→ SET EXERCISE
Show only lines that include "Министерство".

___ THE RECORDS ___

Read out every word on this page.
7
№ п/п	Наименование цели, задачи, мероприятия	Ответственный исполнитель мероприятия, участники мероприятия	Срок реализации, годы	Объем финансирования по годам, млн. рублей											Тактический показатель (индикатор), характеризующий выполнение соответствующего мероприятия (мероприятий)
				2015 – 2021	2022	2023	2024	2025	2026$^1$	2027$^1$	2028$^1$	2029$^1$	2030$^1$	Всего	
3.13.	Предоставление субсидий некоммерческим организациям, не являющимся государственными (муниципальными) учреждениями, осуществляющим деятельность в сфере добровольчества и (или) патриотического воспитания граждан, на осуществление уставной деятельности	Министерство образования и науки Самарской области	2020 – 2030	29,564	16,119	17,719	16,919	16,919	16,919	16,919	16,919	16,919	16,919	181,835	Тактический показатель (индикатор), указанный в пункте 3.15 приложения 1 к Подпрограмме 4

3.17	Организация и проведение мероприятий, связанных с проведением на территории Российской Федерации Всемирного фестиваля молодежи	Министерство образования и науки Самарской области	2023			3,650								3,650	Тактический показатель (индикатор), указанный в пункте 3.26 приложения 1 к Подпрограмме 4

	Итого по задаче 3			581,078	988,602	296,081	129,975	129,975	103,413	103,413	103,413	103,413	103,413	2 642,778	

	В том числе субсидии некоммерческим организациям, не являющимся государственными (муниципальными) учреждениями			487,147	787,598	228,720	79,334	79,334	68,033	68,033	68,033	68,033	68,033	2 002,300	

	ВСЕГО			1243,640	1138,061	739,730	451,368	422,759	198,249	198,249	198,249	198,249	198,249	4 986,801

___
___ THE RECORDS ___

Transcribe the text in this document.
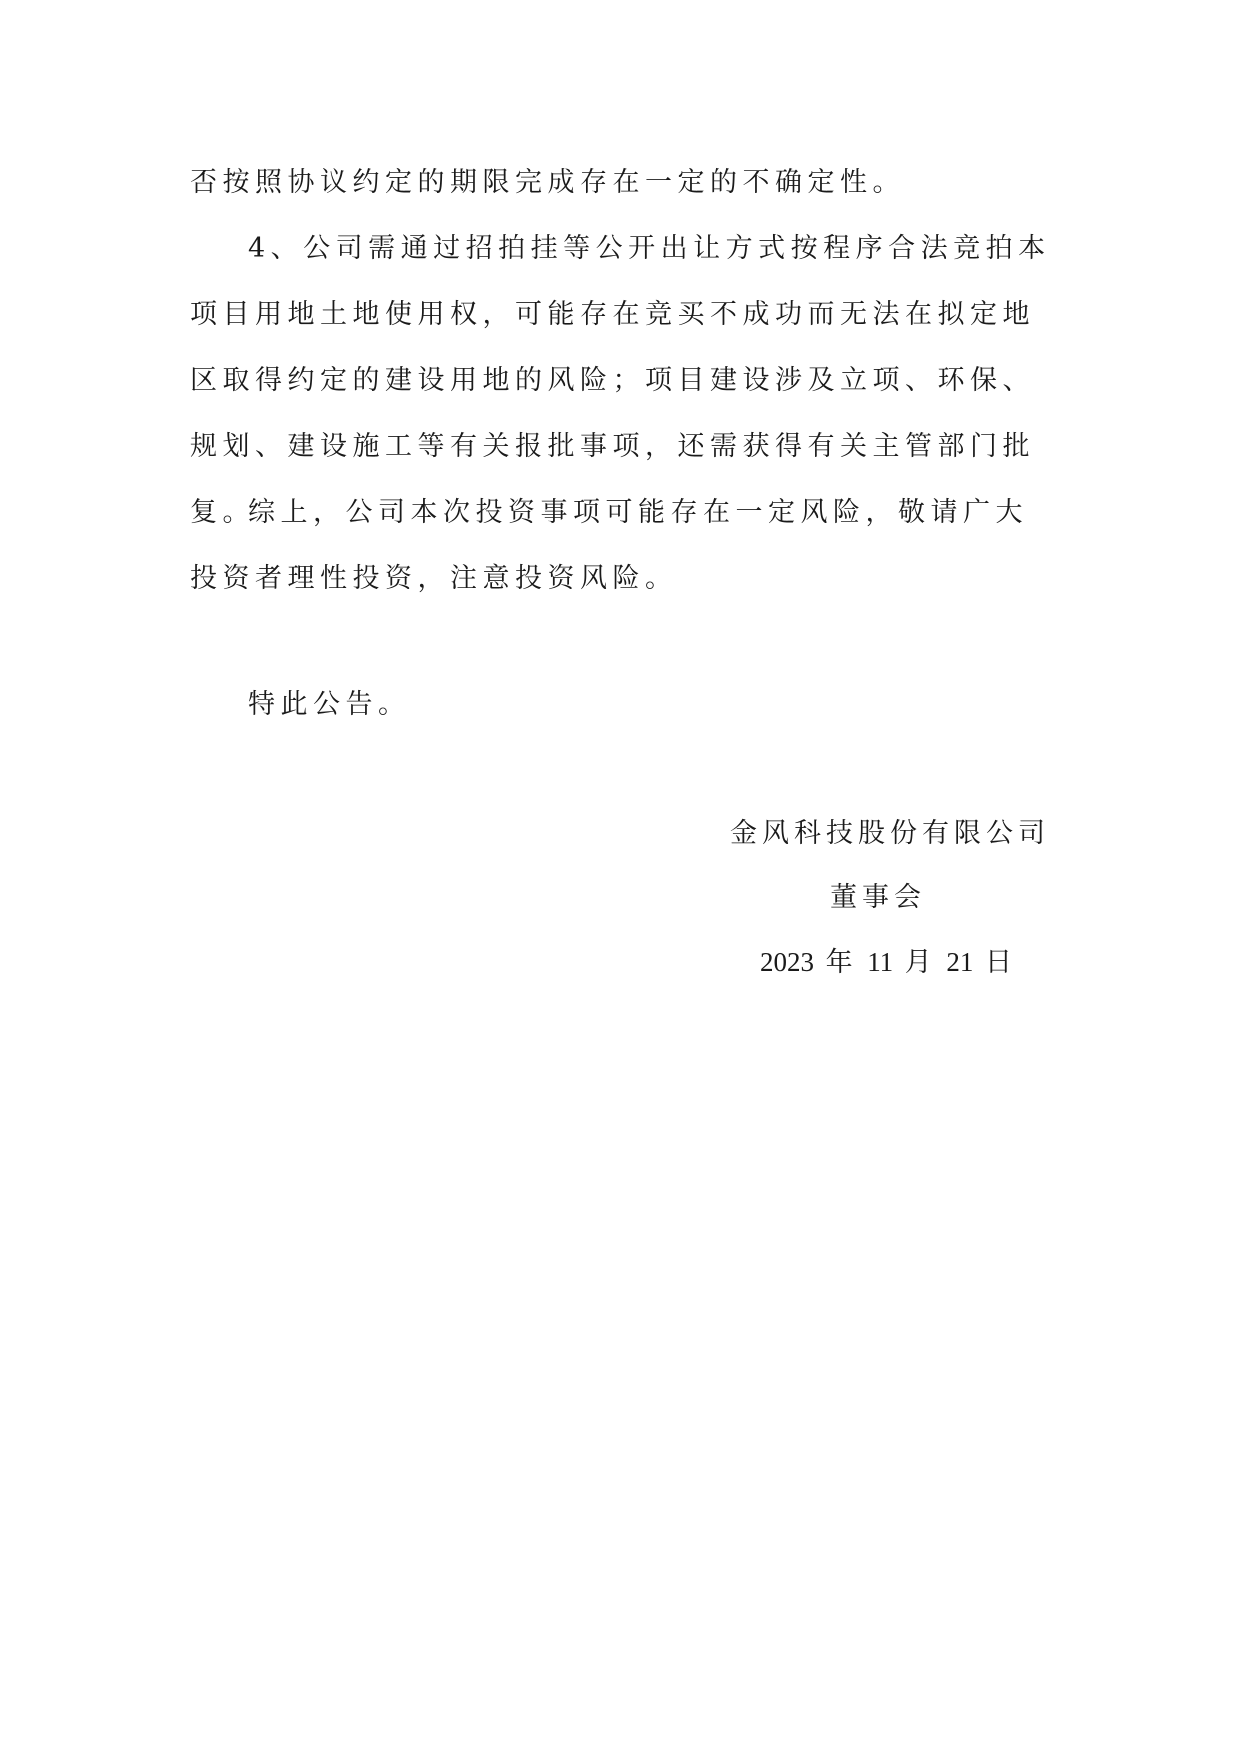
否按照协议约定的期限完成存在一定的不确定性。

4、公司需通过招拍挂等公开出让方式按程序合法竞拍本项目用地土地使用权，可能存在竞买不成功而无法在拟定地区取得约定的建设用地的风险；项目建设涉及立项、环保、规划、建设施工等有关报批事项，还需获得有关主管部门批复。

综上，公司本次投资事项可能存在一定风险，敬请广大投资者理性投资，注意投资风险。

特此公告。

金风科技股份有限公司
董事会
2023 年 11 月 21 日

___

→ WRITTEN SOLUTION
3.13.	Предоставление субсидий некоммерческим организациям, не являющимся государственными (муниципальными) учреждениями, осуществляющим деятельность в сфере добровольчества и (или) патриотического воспитания граждан, на осуществление уставной деятельности	Министерство образования и науки Самарской области	2020 – 2030	29,564	16,119	17,719	16,919	16,919	16,919	16,919	16,919	16,919	16,919	181,835	Тактический показатель (индикатор), указанный в пункте 3.15 приложения 1 к Подпрограмме 4
3.17	Организация и проведение мероприятий, связанных с проведением на территории Российской Федерации Всемирного фестиваля молодежи	Министерство образования и науки Самарской области	2023			3,650								3,650	Тактический показатель (индикатор), указанный в пункте 3.26 приложения 1 к Подпрограмме 4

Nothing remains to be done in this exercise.